* Task goal
Reproduce the part of the records that opens with the line containing "Bar — [1398, 297, 1421, 302]" and closes with the line containing "Bar — [1789, 313, 1814, 318]", swapping "Polygon shape" for "Outline shape" wherever it occurs and leaving everything else unchanged.

* Dataset rows
* * *
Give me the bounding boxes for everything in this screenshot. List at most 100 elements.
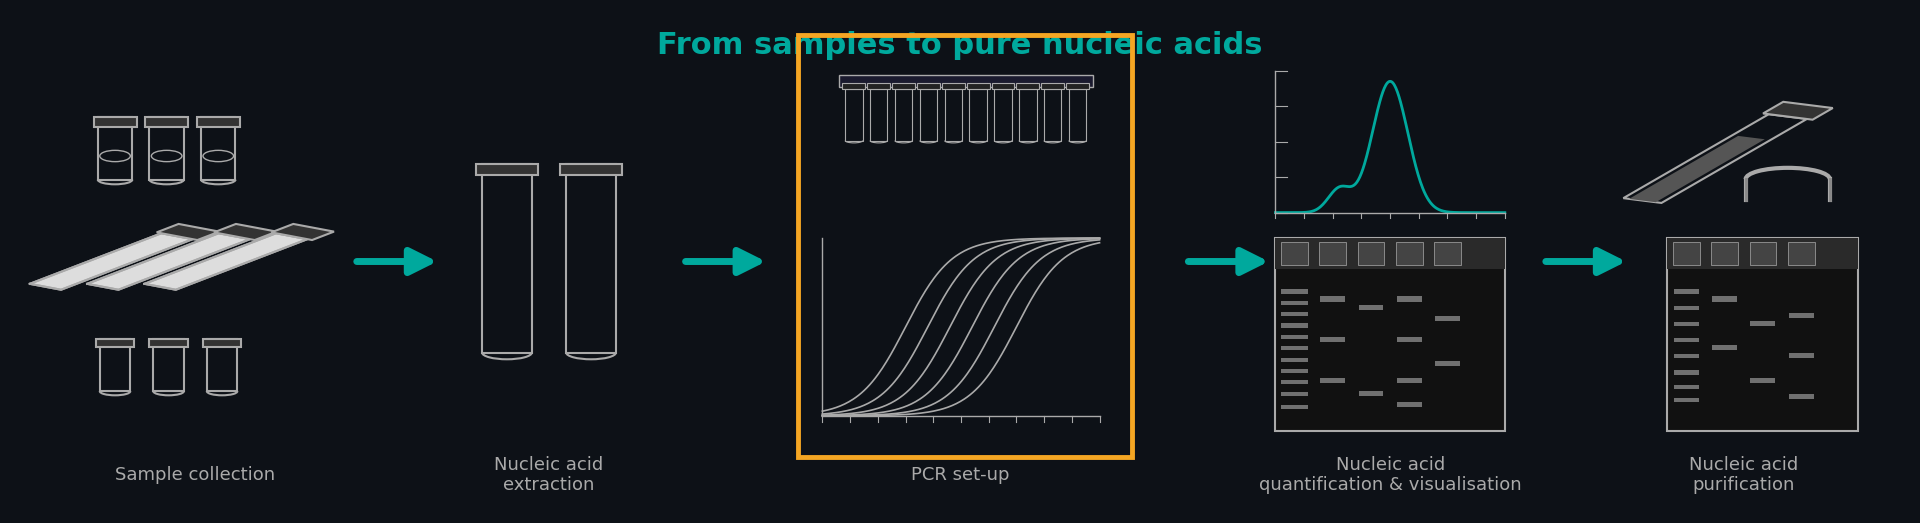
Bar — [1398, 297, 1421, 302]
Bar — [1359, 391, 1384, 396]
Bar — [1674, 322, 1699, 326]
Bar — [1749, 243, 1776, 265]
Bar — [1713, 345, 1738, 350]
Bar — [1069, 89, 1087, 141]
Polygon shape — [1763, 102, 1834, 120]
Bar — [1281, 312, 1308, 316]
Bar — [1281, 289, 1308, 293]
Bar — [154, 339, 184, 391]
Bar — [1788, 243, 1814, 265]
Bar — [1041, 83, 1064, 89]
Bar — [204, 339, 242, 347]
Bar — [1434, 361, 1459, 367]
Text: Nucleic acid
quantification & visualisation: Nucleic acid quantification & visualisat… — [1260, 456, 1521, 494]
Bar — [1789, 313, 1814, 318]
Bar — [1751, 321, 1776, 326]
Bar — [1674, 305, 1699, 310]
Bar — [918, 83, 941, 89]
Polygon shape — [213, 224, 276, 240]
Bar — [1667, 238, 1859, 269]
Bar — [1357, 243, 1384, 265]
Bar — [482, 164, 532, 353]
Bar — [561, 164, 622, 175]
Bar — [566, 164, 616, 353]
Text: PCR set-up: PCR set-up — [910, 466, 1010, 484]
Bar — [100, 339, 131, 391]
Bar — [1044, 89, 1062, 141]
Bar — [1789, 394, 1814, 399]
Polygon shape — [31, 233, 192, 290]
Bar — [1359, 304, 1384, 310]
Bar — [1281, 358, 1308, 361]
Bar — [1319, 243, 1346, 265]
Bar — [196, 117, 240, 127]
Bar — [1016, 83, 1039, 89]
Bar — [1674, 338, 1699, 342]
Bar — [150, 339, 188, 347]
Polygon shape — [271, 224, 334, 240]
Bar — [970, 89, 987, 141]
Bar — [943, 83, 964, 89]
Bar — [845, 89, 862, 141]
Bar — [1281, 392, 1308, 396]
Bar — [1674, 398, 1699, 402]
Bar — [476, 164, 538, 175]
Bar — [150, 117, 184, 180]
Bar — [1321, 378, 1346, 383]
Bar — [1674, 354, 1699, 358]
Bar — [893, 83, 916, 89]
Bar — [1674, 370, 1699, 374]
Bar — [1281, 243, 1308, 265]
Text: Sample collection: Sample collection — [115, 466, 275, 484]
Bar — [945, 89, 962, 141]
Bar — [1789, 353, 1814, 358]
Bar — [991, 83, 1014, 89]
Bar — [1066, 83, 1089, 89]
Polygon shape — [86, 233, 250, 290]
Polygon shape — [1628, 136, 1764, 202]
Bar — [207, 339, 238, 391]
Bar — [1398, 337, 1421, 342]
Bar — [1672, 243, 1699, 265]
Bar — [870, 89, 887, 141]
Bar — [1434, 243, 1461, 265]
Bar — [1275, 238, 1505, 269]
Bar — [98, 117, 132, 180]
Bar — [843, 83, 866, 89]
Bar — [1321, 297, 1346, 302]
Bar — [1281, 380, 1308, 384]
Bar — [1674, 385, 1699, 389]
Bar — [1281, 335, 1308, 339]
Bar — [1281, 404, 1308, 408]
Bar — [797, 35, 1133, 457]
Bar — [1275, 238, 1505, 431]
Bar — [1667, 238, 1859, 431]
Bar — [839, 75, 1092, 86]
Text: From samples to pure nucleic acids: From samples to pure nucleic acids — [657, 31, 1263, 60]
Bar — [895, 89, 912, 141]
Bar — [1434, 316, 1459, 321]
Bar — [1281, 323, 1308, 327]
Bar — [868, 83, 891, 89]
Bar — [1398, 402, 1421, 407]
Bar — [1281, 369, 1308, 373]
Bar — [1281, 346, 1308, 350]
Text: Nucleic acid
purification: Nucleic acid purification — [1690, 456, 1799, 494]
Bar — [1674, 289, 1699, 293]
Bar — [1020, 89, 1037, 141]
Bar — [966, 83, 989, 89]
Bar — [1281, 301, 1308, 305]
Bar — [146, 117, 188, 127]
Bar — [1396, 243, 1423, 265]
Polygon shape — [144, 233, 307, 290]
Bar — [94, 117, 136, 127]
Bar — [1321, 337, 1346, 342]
* * *
* Task solution
Bar — [1398, 297, 1421, 302]
Bar — [1359, 391, 1384, 396]
Bar — [1674, 322, 1699, 326]
Bar — [1749, 243, 1776, 265]
Bar — [1713, 345, 1738, 350]
Bar — [1069, 89, 1087, 141]
Outline shape — [1763, 102, 1834, 120]
Bar — [1281, 312, 1308, 316]
Bar — [1281, 289, 1308, 293]
Bar — [154, 339, 184, 391]
Bar — [1788, 243, 1814, 265]
Bar — [1041, 83, 1064, 89]
Bar — [204, 339, 242, 347]
Bar — [1434, 361, 1459, 367]
Text: Nucleic acid
quantification & visualisation: Nucleic acid quantification & visualisat… — [1260, 456, 1521, 494]
Bar — [1789, 313, 1814, 318]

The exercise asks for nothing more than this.